----- Task material -----

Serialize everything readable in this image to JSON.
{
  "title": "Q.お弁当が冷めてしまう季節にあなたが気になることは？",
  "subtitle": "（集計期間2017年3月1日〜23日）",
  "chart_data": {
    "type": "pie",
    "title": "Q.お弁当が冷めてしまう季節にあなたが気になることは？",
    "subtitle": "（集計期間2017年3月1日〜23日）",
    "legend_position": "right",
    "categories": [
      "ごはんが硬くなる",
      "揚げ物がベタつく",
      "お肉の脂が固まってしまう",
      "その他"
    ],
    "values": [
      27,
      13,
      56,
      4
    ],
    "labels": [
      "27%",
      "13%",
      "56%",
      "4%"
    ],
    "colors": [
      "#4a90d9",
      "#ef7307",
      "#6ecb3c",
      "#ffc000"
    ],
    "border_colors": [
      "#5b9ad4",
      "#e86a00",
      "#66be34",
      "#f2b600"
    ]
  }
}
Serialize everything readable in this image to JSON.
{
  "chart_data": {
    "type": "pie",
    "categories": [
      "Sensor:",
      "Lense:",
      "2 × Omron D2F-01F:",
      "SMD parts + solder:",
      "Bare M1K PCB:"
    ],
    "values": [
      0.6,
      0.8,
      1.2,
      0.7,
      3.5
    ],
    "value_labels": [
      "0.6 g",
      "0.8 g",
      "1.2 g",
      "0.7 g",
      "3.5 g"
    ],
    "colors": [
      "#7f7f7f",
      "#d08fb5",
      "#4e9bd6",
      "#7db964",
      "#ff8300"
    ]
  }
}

-----

Reproduce the material above exactly; please quote every line of it.

## Solution for this exercise
Serialize everything readable in this image to JSON.
{
  "title": "Q.お弁当が冷めてしまう季節にあなたが気になることは？",
  "subtitle": "（集計期間2017年3月1日〜23日）",
  "chart_data": {
    "type": "pie",
    "title": "Q.お弁当が冷めてしまう季節にあなたが気になることは？",
    "subtitle": "（集計期間2017年3月1日〜23日）",
    "legend_position": "right",
    "categories": [
      "ごはんが硬くなる",
      "揚げ物がベタつく",
      "お肉の脂が固まってしまう",
      "その他"
    ],
    "values": [
      27,
      13,
      56,
      4
    ],
    "labels": [
      "27%",
      "13%",
      "56%",
      "4%"
    ],
    "colors": [
      "#4a90d9",
      "#ef7307",
      "#6ecb3c",
      "#ffc000"
    ],
    "border_colors": [
      "#5b9ad4",
      "#e86a00",
      "#66be34",
      "#f2b600"
    ]
  }
}
Serialize everything readable in this image to JSON.
{
  "chart_data": {
    "type": "pie",
    "categories": [
      "Sensor:",
      "Lense:",
      "2 × Omron D2F-01F:",
      "SMD parts + solder:",
      "Bare M1K PCB:"
    ],
    "values": [
      0.6,
      0.8,
      1.2,
      0.7,
      3.5
    ],
    "value_labels": [
      "0.6 g",
      "0.8 g",
      "1.2 g",
      "0.7 g",
      "3.5 g"
    ],
    "colors": [
      "#7f7f7f",
      "#d08fb5",
      "#4e9bd6",
      "#7db964",
      "#ff8300"
    ]
  }
}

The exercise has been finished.